## Records supplied
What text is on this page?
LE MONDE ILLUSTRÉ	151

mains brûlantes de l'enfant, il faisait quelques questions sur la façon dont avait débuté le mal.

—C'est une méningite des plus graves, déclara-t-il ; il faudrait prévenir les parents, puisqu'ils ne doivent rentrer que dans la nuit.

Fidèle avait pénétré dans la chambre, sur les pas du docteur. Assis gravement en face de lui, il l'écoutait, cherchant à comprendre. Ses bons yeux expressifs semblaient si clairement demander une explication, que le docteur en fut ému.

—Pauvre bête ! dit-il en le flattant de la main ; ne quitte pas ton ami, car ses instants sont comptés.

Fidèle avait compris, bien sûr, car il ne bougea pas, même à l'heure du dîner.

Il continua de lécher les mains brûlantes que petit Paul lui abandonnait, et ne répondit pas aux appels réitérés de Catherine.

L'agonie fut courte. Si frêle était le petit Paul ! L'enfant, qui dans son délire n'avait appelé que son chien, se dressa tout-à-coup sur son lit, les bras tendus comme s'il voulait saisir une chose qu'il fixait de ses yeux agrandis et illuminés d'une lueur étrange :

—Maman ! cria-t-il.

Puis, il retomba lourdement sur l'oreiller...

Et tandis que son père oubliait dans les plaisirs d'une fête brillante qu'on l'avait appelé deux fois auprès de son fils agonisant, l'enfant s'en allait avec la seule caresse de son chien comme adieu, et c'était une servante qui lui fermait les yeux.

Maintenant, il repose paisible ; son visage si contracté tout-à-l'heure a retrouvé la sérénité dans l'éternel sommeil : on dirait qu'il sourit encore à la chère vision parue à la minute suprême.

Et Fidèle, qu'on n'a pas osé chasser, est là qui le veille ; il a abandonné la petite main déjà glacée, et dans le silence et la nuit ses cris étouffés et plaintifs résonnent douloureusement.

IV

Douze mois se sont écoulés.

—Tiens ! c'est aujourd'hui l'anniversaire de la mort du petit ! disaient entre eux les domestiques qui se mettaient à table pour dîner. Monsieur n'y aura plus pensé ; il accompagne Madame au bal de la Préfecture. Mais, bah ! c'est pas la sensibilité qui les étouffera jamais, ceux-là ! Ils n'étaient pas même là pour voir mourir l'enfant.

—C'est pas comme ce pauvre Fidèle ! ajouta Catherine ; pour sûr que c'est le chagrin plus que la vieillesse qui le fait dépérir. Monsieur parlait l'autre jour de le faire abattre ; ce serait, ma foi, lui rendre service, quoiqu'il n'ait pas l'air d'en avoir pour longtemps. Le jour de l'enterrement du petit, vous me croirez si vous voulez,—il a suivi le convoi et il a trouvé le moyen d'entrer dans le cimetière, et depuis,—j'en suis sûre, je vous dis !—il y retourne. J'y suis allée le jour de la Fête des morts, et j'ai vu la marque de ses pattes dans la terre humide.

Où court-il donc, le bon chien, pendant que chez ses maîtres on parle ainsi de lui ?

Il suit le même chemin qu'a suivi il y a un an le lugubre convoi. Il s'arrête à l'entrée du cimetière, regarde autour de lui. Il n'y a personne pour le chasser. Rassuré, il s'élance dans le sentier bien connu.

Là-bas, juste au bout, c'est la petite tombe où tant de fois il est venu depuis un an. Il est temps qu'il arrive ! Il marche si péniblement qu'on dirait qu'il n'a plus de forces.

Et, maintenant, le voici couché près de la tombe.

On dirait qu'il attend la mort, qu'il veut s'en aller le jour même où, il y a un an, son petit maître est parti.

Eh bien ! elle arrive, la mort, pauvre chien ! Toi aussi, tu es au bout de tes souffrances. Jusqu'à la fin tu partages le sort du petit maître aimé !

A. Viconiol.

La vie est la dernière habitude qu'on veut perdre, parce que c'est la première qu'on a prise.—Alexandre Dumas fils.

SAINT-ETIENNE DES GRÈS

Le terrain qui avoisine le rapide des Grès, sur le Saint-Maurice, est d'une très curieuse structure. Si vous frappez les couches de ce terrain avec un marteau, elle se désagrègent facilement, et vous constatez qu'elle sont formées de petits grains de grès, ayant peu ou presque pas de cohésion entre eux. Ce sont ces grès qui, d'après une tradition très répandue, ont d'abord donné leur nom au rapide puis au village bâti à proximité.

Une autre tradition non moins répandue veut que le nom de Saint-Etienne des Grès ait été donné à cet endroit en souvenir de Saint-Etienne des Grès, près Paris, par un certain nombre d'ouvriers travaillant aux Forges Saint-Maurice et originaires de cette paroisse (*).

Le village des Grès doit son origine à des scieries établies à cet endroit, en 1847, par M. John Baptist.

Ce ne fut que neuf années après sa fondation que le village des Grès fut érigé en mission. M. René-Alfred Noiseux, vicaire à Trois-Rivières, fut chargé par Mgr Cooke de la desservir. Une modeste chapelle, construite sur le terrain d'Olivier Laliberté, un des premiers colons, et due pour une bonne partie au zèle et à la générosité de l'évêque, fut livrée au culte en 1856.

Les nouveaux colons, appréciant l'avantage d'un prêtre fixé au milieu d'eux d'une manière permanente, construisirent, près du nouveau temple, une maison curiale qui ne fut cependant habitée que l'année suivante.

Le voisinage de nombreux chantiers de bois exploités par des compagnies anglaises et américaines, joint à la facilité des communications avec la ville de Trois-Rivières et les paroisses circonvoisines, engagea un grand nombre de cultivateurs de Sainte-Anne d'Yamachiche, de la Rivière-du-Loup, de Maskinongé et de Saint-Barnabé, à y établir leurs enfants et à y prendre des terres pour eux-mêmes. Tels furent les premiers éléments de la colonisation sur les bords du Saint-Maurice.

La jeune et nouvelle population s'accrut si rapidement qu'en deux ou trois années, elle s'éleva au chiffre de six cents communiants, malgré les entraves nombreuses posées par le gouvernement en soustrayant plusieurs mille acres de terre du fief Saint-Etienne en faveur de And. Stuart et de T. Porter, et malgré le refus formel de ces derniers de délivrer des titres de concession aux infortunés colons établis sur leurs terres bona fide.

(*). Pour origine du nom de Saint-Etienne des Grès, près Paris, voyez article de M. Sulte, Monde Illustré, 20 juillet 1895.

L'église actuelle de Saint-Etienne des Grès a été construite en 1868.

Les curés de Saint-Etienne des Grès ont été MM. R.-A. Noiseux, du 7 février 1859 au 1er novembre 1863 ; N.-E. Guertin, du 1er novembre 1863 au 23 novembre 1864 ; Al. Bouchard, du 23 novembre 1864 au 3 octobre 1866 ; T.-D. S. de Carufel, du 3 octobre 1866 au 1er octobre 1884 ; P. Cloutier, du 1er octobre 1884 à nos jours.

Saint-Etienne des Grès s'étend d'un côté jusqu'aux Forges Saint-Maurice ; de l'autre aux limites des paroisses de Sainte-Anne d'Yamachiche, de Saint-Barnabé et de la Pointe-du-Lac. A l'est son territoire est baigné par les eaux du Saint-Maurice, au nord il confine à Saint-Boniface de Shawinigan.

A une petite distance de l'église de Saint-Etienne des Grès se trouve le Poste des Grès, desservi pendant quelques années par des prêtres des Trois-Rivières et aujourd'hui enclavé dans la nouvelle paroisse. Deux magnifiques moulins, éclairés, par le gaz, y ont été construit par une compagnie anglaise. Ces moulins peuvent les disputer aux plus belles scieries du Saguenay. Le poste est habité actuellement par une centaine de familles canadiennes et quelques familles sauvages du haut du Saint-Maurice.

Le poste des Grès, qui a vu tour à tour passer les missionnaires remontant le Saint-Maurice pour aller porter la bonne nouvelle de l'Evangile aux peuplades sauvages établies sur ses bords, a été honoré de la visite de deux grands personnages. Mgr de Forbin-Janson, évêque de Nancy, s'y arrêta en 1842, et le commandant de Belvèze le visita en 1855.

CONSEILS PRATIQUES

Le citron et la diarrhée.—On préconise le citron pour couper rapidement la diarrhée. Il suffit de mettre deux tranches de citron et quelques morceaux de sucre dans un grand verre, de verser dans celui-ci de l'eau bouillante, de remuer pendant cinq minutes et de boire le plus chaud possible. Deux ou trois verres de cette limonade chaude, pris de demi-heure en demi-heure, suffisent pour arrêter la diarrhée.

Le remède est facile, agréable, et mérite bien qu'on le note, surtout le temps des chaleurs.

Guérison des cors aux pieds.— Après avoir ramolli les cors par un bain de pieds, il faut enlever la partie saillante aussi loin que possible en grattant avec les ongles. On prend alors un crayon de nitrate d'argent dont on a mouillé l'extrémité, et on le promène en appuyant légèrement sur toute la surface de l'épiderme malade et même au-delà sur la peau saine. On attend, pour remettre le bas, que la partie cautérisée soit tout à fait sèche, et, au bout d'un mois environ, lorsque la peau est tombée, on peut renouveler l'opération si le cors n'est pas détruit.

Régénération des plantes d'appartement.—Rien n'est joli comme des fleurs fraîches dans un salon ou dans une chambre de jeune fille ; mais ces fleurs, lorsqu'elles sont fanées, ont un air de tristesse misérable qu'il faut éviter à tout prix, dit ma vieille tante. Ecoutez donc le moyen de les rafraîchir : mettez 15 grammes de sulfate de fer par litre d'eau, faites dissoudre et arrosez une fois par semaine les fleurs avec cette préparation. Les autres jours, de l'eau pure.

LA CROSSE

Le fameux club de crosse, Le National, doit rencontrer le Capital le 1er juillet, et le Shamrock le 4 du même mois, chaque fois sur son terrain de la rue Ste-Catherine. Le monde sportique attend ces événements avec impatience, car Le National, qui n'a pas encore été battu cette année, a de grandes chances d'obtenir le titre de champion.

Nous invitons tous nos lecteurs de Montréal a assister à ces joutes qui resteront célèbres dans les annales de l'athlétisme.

## Exercise task
Count the lines in the records above that hold the word "appelé", and give only that number.

## Completed task
2